- DOCUMENT EXTRACT
[Start]

The method prescribed in the maxim [of pragmatism] is to trace out in the imagination the conceivable practical consequences, – that is, the consequences for deliberate, self-controlled conduct, – of the affirmation or denial of the concept; and the assertion of the maxim is that herein lies the whole of the purport of the word, the entire concept. [—] This maxim once accepted, – intelligently accepted, in the light of the evidence of its truth, – speedily sweeps all metaphysical rubbish out of one’s house. Each abstraction is either pronounced to be gibberish or is provided with a plain, practical definition. The general leaning of the results is toward what the idealists call the naïve, toward common sense, toward anthropomorphism. Thus, for example, the real becomes that which is such as it is regardless of what you or I or any of our folks may think it to be. The external becomes that element which is such as it is regardless of what somebody thinks, feels, or does, whether about that external object or about anything else. Accordingly, the external is necessarily real, while the real may or may not be external; nor is anything absolutely external nor absolutely devoid of externality. Every assertory proposition refers to something external, and even a dream withstands us sufficiently for one description to be true of it and another not. The existent is that which reacts against other things. Consequently, the external world, (that is, the world that is comparatively external) does not consist of existent objects merely, nor merely of these and their reactions; but on the contrary, its most important reals have the mode of being of what the nominalist calls “mere” words, that is, general types and would-bes. The nominalist is right in saying that they are substantially of the nature of words; but his “mere” reveals a complete misunderstanding of what our everyday world consists of.

[End]

- GIVEN REQUEST A
Copy out the rows from the one containing "166, 721, 232]" through the one containing "501, 453, 567]", both included, reproducing each precisely.
The passage on pragmatism and the rows have no connection to each other.

- GIVEN RECORDS
[Start]

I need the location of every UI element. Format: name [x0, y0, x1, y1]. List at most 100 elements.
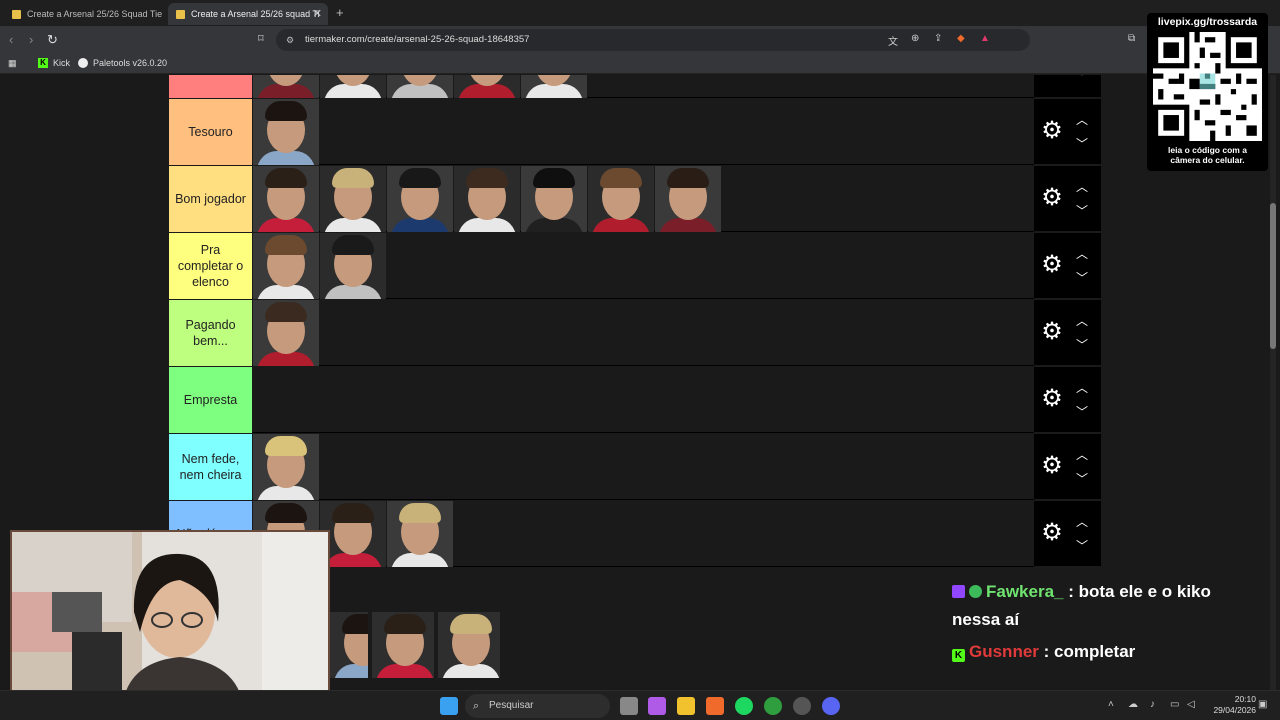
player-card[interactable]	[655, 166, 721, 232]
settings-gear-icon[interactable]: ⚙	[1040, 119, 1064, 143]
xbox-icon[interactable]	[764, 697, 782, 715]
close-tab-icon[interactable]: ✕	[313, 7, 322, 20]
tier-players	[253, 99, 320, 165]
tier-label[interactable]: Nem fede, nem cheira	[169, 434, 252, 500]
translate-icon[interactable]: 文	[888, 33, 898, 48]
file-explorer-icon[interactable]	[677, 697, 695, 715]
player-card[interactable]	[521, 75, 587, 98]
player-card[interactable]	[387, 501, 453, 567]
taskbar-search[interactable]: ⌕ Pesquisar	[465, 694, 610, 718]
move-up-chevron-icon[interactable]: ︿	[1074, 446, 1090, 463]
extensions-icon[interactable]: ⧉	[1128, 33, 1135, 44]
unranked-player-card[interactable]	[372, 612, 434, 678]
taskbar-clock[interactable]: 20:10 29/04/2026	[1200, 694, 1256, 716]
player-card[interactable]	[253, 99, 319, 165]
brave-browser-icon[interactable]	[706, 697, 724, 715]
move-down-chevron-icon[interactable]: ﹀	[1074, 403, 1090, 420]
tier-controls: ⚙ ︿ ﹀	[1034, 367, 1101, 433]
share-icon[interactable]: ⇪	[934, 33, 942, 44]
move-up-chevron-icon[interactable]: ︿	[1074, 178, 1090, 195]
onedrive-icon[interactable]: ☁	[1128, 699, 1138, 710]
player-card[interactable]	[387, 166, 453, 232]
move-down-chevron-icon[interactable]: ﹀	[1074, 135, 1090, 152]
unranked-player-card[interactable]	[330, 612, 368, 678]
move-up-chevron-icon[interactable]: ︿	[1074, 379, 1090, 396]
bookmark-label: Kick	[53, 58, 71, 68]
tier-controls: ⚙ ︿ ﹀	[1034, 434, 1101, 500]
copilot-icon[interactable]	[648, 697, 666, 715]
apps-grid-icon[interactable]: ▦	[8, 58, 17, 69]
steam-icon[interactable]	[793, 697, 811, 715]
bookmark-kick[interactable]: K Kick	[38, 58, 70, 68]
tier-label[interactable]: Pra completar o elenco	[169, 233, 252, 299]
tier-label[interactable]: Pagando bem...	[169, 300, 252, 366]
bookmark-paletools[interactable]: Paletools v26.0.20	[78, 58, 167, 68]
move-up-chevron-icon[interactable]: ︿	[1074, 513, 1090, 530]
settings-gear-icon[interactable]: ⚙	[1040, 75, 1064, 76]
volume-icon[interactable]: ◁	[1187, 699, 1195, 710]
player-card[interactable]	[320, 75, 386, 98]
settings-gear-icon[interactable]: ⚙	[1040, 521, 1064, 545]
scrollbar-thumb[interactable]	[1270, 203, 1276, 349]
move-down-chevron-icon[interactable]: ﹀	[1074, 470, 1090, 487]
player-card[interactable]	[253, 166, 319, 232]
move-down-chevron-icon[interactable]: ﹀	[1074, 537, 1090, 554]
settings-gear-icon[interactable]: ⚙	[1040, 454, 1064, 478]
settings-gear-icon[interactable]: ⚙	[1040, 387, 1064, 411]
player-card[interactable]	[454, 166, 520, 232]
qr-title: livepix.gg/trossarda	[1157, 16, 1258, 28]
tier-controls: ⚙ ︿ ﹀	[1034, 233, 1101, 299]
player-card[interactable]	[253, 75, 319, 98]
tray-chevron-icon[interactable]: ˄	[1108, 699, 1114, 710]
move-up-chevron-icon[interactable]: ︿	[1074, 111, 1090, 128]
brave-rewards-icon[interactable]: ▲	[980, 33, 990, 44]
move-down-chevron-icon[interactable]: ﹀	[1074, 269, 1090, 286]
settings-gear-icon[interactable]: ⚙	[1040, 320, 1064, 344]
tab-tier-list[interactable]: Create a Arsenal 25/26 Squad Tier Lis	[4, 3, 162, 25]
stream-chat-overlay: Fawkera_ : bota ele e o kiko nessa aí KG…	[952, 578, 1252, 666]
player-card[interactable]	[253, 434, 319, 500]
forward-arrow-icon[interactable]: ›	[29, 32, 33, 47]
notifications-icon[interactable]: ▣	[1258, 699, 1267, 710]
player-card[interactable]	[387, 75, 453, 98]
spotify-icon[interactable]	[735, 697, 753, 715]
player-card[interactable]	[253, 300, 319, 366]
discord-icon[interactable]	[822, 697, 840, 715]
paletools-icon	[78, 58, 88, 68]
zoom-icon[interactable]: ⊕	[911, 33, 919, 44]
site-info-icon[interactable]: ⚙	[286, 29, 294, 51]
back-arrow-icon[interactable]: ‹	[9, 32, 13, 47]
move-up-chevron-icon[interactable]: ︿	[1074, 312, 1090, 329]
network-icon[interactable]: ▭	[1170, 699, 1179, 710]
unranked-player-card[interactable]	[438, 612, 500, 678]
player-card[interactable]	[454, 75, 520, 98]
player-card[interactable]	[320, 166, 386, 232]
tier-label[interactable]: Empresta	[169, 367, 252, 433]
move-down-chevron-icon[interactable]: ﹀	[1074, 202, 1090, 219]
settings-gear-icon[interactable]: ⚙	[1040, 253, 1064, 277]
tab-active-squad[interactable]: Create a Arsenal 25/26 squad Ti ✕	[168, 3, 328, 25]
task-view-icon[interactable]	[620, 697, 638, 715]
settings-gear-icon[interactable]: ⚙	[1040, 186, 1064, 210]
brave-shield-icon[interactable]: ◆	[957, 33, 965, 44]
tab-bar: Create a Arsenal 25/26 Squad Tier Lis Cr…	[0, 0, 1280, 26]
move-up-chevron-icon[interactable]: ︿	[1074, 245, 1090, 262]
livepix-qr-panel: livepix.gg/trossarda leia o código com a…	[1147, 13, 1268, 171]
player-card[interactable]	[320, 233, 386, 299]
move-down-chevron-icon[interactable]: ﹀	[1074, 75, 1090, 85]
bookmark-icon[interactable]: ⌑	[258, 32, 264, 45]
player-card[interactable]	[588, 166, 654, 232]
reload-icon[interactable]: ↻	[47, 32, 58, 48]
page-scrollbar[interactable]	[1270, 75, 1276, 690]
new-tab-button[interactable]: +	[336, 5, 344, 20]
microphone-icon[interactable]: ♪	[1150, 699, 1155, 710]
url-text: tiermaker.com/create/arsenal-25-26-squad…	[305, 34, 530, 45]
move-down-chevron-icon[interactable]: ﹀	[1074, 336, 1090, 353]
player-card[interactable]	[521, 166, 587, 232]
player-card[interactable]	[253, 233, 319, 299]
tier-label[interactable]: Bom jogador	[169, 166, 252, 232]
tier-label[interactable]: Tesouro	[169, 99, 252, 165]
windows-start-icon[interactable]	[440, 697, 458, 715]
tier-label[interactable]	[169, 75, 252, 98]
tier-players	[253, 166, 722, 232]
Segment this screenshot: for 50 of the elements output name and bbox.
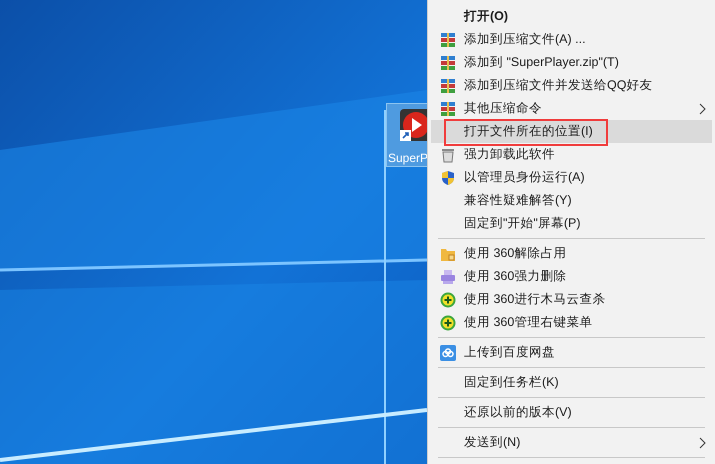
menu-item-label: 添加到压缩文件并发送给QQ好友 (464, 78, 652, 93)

[End]

- GIVEN REQUEST B
Answer these questions from the passage on pragmatism, one per line:
(i) Under the maxim, what does the real become?
(ii) How is the existent defined?
(iii) In what is the nominalist said to be right?

- COMPLETE OUTPUT A
player-card[interactable]	[655, 166, 721, 232]
settings-gear-icon[interactable]: ⚙	[1040, 119, 1064, 143]
xbox-icon[interactable]	[764, 697, 782, 715]
close-tab-icon[interactable]: ✕	[313, 7, 322, 20]
tier-players	[253, 99, 320, 165]
tier-label[interactable]: Nem fede, nem cheira	[169, 434, 252, 500]
translate-icon[interactable]: 文	[888, 33, 898, 48]
file-explorer-icon[interactable]	[677, 697, 695, 715]
player-card[interactable]	[521, 75, 587, 98]
player-card[interactable]	[387, 501, 453, 567]

- COMPLETE OUTPUT B
(i) That which is such as it is regardless of what you or I or any of our folks may think it to be.
(ii) It is that which reacts against other things.
(iii) In saying that general types and would-bes are substantially of the nature of words.